▶ GOAL OF THE EXERCISE: Give back all the data exactly, line by line.

Records
========================================================================

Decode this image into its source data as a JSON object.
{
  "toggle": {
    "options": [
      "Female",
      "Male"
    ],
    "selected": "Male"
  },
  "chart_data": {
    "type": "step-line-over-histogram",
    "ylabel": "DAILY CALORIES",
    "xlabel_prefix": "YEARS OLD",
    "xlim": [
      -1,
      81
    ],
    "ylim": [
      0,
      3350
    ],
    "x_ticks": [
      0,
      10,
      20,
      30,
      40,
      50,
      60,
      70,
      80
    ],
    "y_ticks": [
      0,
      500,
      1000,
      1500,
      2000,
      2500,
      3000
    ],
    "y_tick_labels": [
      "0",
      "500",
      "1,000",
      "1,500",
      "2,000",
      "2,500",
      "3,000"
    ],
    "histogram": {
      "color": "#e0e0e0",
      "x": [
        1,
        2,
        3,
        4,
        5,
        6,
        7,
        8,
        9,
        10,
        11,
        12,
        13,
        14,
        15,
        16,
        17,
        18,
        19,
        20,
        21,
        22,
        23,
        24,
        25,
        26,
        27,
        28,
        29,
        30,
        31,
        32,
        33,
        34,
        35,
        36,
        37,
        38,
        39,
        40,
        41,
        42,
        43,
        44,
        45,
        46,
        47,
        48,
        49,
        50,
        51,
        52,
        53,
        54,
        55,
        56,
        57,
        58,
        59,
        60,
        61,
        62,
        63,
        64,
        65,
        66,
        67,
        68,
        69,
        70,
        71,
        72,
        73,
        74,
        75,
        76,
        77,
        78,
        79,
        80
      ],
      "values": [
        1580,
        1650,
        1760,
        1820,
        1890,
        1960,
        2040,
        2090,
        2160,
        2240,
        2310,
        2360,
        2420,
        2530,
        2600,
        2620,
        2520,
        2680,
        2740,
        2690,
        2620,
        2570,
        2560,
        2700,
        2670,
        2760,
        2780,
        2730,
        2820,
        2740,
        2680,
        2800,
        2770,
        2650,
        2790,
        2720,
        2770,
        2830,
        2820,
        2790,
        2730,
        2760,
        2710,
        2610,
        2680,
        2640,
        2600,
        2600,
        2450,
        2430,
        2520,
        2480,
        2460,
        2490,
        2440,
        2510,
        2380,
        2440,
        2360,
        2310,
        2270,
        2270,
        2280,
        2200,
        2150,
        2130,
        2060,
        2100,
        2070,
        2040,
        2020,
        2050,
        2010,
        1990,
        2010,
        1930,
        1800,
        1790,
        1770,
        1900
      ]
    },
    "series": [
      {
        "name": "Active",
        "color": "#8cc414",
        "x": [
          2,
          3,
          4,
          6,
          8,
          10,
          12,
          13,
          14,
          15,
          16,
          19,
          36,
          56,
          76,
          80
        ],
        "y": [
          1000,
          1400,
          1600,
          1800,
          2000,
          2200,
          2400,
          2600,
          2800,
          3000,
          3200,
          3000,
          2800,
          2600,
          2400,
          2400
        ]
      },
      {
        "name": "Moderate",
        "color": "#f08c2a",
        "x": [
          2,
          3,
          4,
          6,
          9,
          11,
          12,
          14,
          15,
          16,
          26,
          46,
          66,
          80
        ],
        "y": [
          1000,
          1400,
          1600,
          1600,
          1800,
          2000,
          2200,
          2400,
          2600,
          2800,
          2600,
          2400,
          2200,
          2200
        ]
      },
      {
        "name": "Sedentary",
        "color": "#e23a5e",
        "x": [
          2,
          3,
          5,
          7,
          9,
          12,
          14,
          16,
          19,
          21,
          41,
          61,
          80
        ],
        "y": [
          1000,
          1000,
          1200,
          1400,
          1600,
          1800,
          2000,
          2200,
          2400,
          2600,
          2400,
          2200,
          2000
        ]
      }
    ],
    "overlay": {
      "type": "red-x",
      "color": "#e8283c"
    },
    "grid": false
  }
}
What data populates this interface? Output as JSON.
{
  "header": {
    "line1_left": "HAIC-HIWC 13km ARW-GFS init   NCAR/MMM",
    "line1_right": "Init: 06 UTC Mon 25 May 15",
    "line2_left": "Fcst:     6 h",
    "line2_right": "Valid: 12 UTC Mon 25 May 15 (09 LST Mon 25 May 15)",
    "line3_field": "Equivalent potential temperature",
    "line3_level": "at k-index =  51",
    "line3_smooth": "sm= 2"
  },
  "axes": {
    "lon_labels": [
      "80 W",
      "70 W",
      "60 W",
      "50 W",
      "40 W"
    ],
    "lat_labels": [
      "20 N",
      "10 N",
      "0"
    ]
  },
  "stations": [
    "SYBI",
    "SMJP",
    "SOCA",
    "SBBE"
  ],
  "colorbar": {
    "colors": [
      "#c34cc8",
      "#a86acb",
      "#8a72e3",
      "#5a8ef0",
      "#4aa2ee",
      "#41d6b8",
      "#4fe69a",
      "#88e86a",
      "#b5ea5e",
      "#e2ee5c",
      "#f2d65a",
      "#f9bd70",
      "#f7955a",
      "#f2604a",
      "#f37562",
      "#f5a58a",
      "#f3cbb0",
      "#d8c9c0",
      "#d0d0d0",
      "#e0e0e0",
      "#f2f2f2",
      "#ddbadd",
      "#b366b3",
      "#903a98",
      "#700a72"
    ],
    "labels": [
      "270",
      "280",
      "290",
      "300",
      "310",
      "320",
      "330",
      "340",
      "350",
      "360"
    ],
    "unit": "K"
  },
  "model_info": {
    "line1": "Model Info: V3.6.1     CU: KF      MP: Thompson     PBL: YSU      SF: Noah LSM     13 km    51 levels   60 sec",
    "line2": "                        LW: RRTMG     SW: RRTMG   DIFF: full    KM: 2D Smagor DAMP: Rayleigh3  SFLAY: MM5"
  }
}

========================================================================

▶ CORRECT RESULT:
Decode this image into its source data as a JSON object.
{
  "toggle": {
    "options": [
      "Female",
      "Male"
    ],
    "selected": "Male"
  },
  "chart_data": {
    "type": "step-line-over-histogram",
    "ylabel": "DAILY CALORIES",
    "xlabel_prefix": "YEARS OLD",
    "xlim": [
      -1,
      81
    ],
    "ylim": [
      0,
      3350
    ],
    "x_ticks": [
      0,
      10,
      20,
      30,
      40,
      50,
      60,
      70,
      80
    ],
    "y_ticks": [
      0,
      500,
      1000,
      1500,
      2000,
      2500,
      3000
    ],
    "y_tick_labels": [
      "0",
      "500",
      "1,000",
      "1,500",
      "2,000",
      "2,500",
      "3,000"
    ],
    "histogram": {
      "color": "#e0e0e0",
      "x": [
        1,
        2,
        3,
        4,
        5,
        6,
        7,
        8,
        9,
        10,
        11,
        12,
        13,
        14,
        15,
        16,
        17,
        18,
        19,
        20,
        21,
        22,
        23,
        24,
        25,
        26,
        27,
        28,
        29,
        30,
        31,
        32,
        33,
        34,
        35,
        36,
        37,
        38,
        39,
        40,
        41,
        42,
        43,
        44,
        45,
        46,
        47,
        48,
        49,
        50,
        51,
        52,
        53,
        54,
        55,
        56,
        57,
        58,
        59,
        60,
        61,
        62,
        63,
        64,
        65,
        66,
        67,
        68,
        69,
        70,
        71,
        72,
        73,
        74,
        75,
        76,
        77,
        78,
        79,
        80
      ],
      "values": [
        1580,
        1650,
        1760,
        1820,
        1890,
        1960,
        2040,
        2090,
        2160,
        2240,
        2310,
        2360,
        2420,
        2530,
        2600,
        2620,
        2520,
        2680,
        2740,
        2690,
        2620,
        2570,
        2560,
        2700,
        2670,
        2760,
        2780,
        2730,
        2820,
        2740,
        2680,
        2800,
        2770,
        2650,
        2790,
        2720,
        2770,
        2830,
        2820,
        2790,
        2730,
        2760,
        2710,
        2610,
        2680,
        2640,
        2600,
        2600,
        2450,
        2430,
        2520,
        2480,
        2460,
        2490,
        2440,
        2510,
        2380,
        2440,
        2360,
        2310,
        2270,
        2270,
        2280,
        2200,
        2150,
        2130,
        2060,
        2100,
        2070,
        2040,
        2020,
        2050,
        2010,
        1990,
        2010,
        1930,
        1800,
        1790,
        1770,
        1900
      ]
    },
    "series": [
      {
        "name": "Active",
        "color": "#8cc414",
        "x": [
          2,
          3,
          4,
          6,
          8,
          10,
          12,
          13,
          14,
          15,
          16,
          19,
          36,
          56,
          76,
          80
        ],
        "y": [
          1000,
          1400,
          1600,
          1800,
          2000,
          2200,
          2400,
          2600,
          2800,
          3000,
          3200,
          3000,
          2800,
          2600,
          2400,
          2400
        ]
      },
      {
        "name": "Moderate",
        "color": "#f08c2a",
        "x": [
          2,
          3,
          4,
          6,
          9,
          11,
          12,
          14,
          15,
          16,
          26,
          46,
          66,
          80
        ],
        "y": [
          1000,
          1400,
          1600,
          1600,
          1800,
          2000,
          2200,
          2400,
          2600,
          2800,
          2600,
          2400,
          2200,
          2200
        ]
      },
      {
        "name": "Sedentary",
        "color": "#e23a5e",
        "x": [
          2,
          3,
          5,
          7,
          9,
          12,
          14,
          16,
          19,
          21,
          41,
          61,
          80
        ],
        "y": [
          1000,
          1000,
          1200,
          1400,
          1600,
          1800,
          2000,
          2200,
          2400,
          2600,
          2400,
          2200,
          2000
        ]
      }
    ],
    "overlay": {
      "type": "red-x",
      "color": "#e8283c"
    },
    "grid": false
  }
}
What data populates this interface? Output as JSON.
{
  "header": {
    "line1_left": "HAIC-HIWC 13km ARW-GFS init   NCAR/MMM",
    "line1_right": "Init: 06 UTC Mon 25 May 15",
    "line2_left": "Fcst:     6 h",
    "line2_right": "Valid: 12 UTC Mon 25 May 15 (09 LST Mon 25 May 15)",
    "line3_field": "Equivalent potential temperature",
    "line3_level": "at k-index =  51",
    "line3_smooth": "sm= 2"
  },
  "axes": {
    "lon_labels": [
      "80 W",
      "70 W",
      "60 W",
      "50 W",
      "40 W"
    ],
    "lat_labels": [
      "20 N",
      "10 N",
      "0"
    ]
  },
  "stations": [
    "SYBI",
    "SMJP",
    "SOCA",
    "SBBE"
  ],
  "colorbar": {
    "colors": [
      "#c34cc8",
      "#a86acb",
      "#8a72e3",
      "#5a8ef0",
      "#4aa2ee",
      "#41d6b8",
      "#4fe69a",
      "#88e86a",
      "#b5ea5e",
      "#e2ee5c",
      "#f2d65a",
      "#f9bd70",
      "#f7955a",
      "#f2604a",
      "#f37562",
      "#f5a58a",
      "#f3cbb0",
      "#d8c9c0",
      "#d0d0d0",
      "#e0e0e0",
      "#f2f2f2",
      "#ddbadd",
      "#b366b3",
      "#903a98",
      "#700a72"
    ],
    "labels": [
      "270",
      "280",
      "290",
      "300",
      "310",
      "320",
      "330",
      "340",
      "350",
      "360"
    ],
    "unit": "K"
  },
  "model_info": {
    "line1": "Model Info: V3.6.1     CU: KF      MP: Thompson     PBL: YSU      SF: Noah LSM     13 km    51 levels   60 sec",
    "line2": "                        LW: RRTMG     SW: RRTMG   DIFF: full    KM: 2D Smagor DAMP: Rayleigh3  SFLAY: MM5"
  }
}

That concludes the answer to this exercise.